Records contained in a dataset
>> Begin
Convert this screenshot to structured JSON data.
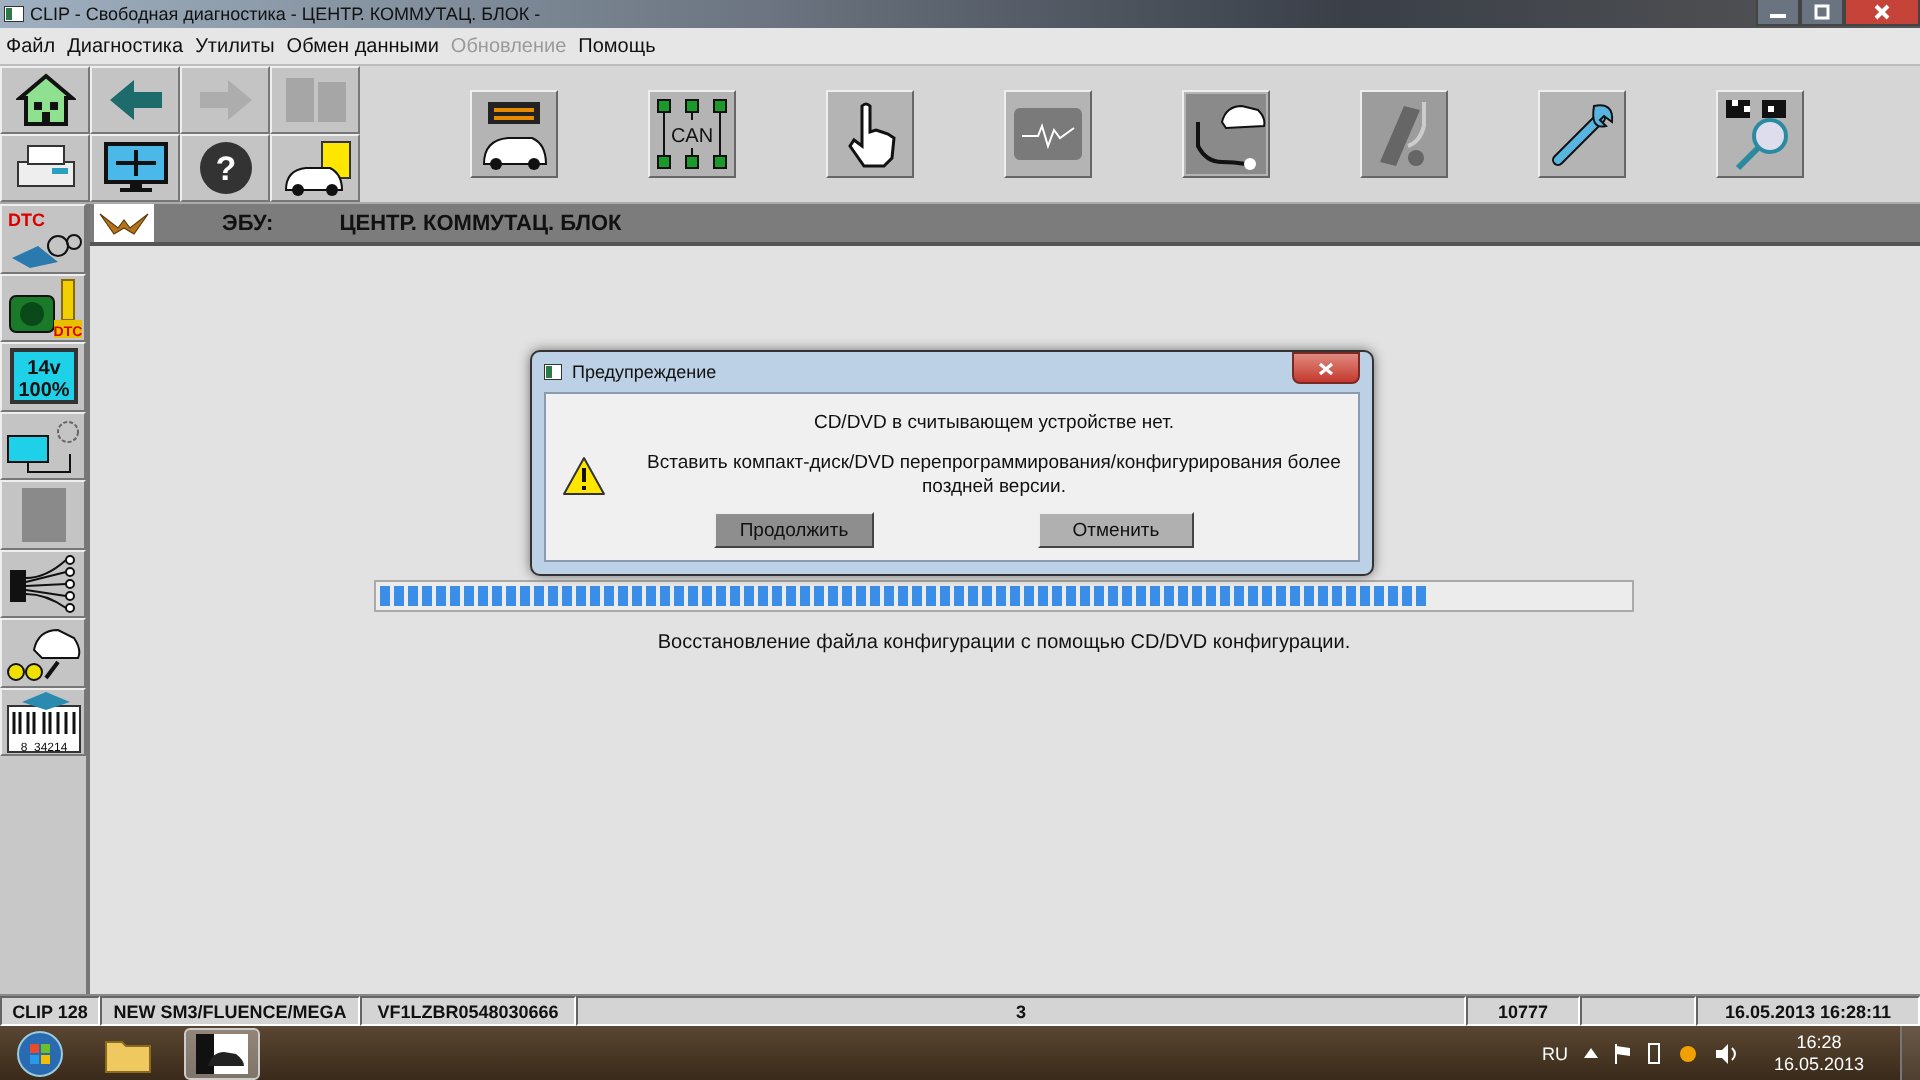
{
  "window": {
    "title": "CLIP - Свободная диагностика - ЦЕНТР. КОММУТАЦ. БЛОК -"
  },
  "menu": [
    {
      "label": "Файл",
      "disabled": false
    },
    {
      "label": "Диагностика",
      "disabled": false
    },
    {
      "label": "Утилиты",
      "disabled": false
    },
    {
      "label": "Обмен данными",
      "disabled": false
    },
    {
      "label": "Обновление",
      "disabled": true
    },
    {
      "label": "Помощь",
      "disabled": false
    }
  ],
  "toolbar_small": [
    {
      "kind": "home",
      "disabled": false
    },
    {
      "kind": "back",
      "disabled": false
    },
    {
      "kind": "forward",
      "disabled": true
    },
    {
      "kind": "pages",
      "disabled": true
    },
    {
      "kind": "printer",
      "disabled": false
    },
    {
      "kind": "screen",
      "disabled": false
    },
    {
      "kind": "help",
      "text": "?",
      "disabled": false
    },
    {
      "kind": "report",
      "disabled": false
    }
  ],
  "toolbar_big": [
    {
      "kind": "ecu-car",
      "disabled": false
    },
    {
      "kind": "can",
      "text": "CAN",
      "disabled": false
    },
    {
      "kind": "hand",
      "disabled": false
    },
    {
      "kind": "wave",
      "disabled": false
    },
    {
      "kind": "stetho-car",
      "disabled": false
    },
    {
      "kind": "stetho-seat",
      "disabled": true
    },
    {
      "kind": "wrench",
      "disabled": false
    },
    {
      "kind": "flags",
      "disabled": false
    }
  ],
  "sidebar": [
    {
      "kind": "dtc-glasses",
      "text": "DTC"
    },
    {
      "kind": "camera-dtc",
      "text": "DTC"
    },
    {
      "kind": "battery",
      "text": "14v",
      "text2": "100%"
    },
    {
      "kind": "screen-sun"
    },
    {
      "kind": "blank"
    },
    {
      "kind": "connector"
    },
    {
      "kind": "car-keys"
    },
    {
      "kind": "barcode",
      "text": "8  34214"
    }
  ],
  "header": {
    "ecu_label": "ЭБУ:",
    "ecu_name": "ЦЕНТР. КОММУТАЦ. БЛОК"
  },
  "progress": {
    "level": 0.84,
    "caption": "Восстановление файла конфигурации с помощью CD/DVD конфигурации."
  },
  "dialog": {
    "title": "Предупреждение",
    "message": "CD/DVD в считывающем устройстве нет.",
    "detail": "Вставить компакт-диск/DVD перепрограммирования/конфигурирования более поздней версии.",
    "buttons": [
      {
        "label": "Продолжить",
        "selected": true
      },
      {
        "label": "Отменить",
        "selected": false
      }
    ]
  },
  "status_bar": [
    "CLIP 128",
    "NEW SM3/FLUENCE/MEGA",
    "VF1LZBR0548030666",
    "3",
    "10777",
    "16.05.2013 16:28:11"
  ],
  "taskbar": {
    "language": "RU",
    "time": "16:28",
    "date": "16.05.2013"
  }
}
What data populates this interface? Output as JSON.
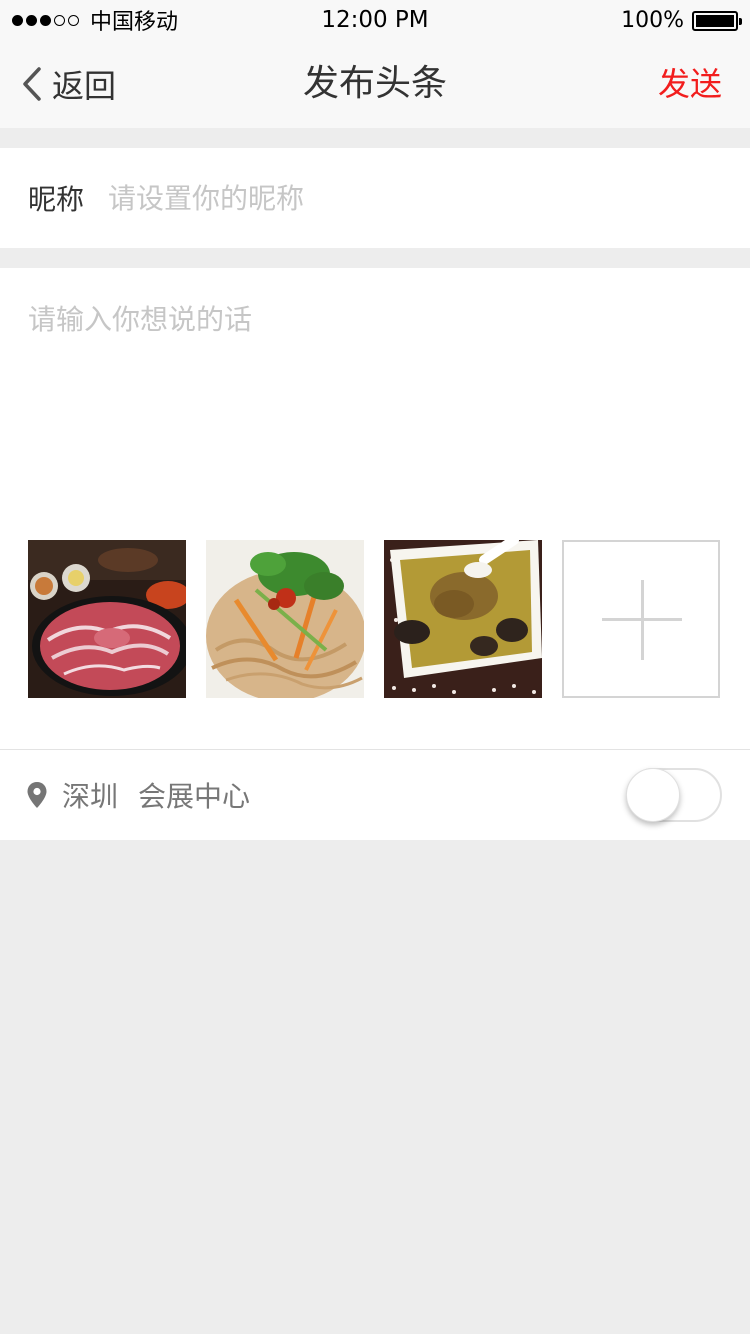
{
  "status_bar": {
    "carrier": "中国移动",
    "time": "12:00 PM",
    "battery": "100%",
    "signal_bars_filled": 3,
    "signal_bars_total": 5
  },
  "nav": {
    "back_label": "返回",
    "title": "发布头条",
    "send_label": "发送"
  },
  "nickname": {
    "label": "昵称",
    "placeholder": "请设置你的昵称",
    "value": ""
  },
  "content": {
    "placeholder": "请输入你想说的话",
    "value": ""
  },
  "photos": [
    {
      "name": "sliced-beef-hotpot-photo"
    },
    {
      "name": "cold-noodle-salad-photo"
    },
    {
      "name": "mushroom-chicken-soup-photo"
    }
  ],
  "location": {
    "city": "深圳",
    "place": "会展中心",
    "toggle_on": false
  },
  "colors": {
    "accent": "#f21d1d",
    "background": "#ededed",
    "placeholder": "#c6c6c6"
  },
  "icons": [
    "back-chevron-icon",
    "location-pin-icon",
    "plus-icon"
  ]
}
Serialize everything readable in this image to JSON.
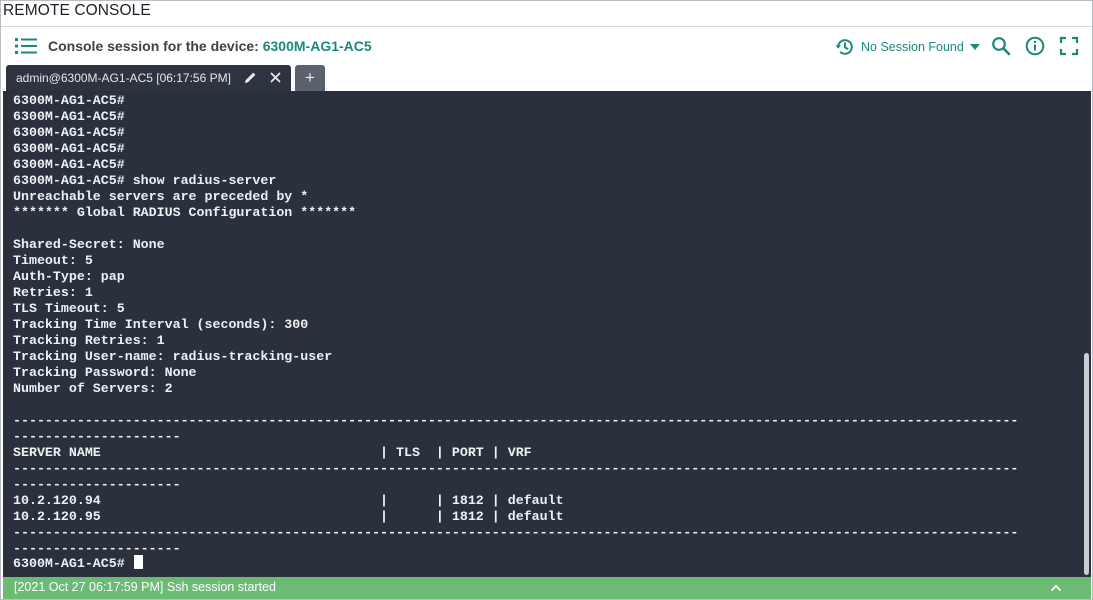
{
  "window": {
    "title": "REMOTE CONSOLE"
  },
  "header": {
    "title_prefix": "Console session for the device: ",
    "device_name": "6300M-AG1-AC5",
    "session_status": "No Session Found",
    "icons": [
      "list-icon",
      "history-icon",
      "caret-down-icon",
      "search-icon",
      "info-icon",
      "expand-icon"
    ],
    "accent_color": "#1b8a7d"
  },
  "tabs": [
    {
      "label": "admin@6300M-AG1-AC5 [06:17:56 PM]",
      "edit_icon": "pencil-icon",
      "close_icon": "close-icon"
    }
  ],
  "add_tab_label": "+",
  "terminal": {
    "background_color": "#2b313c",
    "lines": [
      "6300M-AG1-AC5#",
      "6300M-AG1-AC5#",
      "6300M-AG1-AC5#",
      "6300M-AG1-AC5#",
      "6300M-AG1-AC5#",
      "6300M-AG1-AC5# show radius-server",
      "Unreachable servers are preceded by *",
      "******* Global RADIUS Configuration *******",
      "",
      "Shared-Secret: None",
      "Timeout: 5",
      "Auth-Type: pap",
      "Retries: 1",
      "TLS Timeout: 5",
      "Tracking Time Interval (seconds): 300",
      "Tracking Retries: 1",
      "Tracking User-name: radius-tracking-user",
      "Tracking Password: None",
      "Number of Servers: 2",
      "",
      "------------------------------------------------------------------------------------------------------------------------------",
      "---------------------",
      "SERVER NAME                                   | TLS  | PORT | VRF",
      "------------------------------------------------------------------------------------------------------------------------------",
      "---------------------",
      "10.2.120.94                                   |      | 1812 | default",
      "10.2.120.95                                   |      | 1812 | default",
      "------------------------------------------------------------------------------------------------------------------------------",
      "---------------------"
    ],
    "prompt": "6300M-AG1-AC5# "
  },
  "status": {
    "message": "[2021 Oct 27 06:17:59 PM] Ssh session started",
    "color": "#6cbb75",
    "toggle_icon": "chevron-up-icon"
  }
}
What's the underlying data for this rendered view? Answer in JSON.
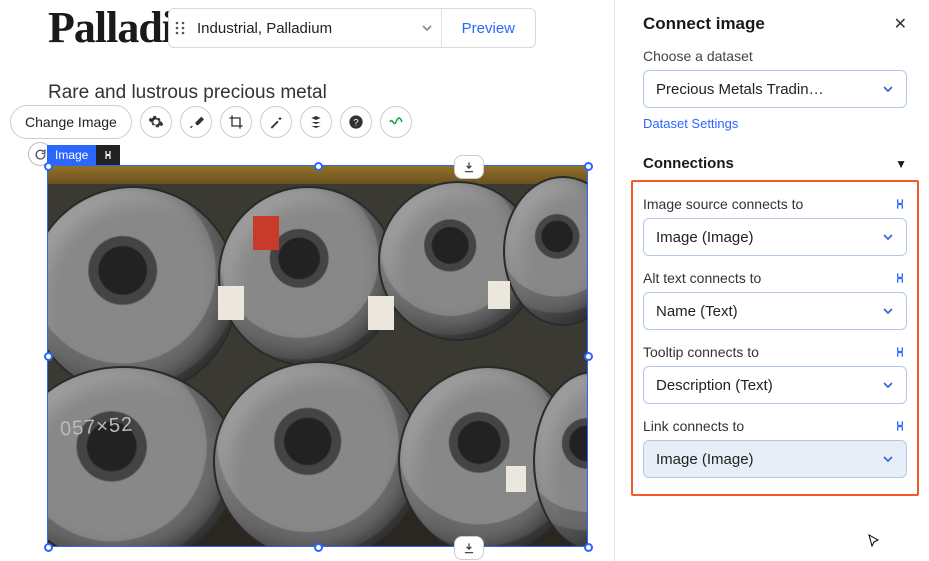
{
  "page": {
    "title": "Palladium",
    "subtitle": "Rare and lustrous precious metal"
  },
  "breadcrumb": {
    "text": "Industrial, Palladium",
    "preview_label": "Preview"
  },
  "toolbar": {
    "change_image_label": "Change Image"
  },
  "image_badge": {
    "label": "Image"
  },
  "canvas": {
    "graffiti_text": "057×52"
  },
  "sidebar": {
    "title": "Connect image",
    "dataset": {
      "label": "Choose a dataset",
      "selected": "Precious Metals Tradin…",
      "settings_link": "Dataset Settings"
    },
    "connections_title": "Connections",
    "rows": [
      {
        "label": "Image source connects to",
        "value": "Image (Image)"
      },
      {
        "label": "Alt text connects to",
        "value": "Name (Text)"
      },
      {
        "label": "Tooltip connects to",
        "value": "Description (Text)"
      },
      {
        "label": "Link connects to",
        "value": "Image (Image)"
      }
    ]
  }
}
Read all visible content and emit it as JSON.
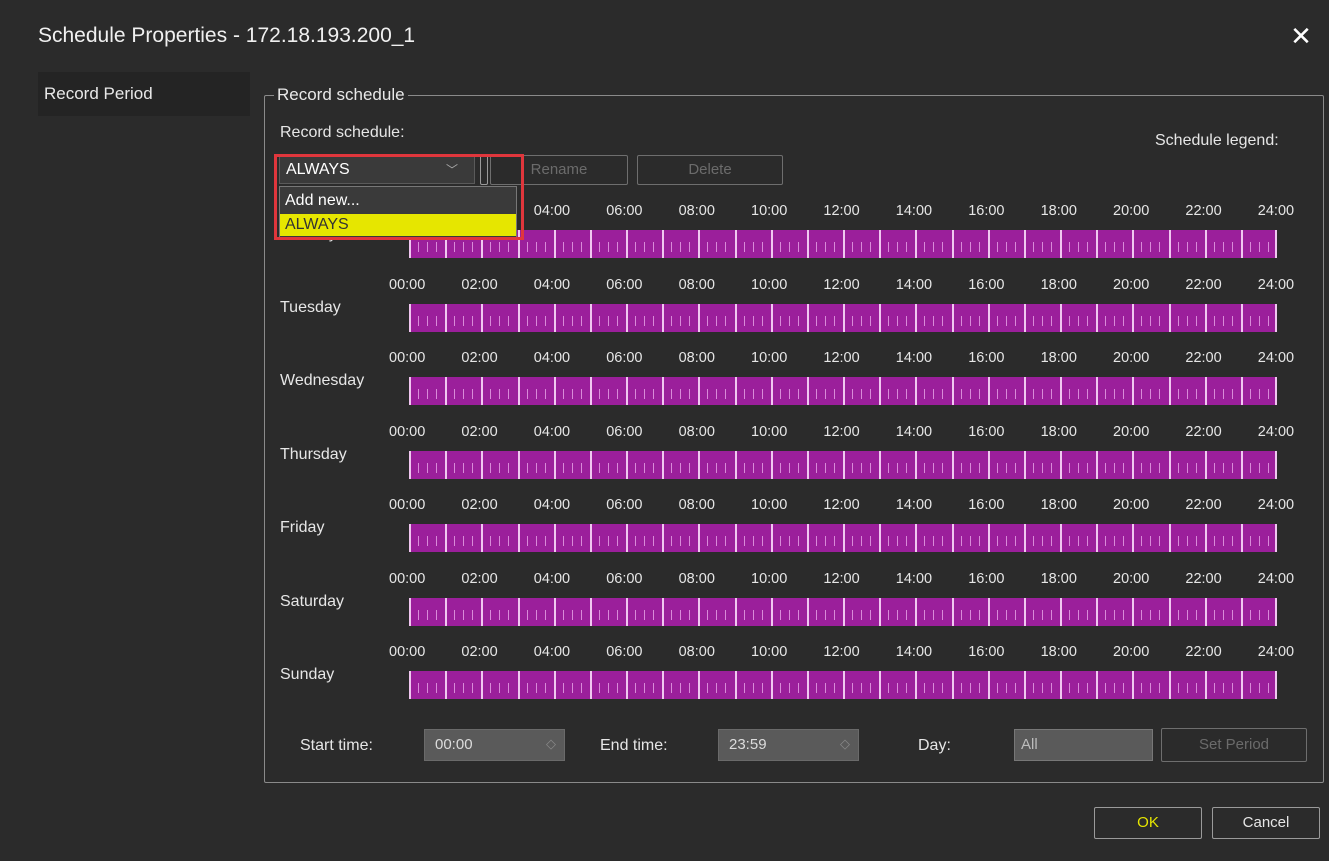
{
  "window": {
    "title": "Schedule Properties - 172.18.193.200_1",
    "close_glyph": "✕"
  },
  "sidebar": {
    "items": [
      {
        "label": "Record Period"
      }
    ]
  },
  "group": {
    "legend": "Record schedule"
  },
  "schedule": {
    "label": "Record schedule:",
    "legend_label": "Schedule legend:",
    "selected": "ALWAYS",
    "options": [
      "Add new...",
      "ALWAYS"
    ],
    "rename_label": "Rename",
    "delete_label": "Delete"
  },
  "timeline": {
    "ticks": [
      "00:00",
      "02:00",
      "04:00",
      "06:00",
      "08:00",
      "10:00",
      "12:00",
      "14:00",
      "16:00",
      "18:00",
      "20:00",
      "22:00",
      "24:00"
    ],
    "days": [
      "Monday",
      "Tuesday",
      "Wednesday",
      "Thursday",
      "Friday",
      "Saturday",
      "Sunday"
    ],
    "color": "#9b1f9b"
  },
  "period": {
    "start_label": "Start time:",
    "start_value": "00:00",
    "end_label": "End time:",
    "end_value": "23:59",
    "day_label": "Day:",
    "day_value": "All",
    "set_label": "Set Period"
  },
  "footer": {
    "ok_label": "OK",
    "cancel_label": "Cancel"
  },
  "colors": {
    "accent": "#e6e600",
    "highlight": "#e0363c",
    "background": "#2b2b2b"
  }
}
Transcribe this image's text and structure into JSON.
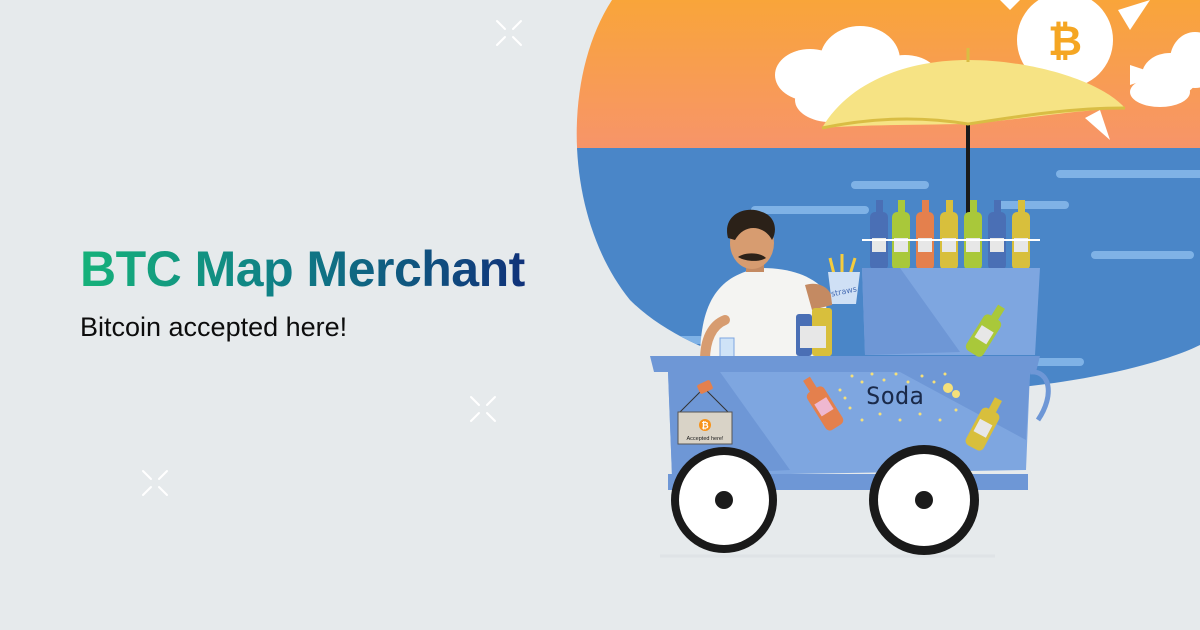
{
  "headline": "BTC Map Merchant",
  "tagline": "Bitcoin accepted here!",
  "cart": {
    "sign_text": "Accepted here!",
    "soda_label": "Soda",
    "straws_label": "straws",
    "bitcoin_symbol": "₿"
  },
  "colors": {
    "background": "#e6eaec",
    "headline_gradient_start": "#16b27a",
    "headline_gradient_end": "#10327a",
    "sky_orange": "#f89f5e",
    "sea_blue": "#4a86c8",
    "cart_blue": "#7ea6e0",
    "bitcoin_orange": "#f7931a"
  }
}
>> End
What you need to do: Leave out every line without the string "this" and copy the rest.

Final result:
Convert this screenshot to structured JSON data.
What data populates this interface? Output as JSON.
Serialize everything readable in this image to JSON.
What's the underlying data for this rendered view? Answer in JSON.
Transcribe this image's text and structure into JSON.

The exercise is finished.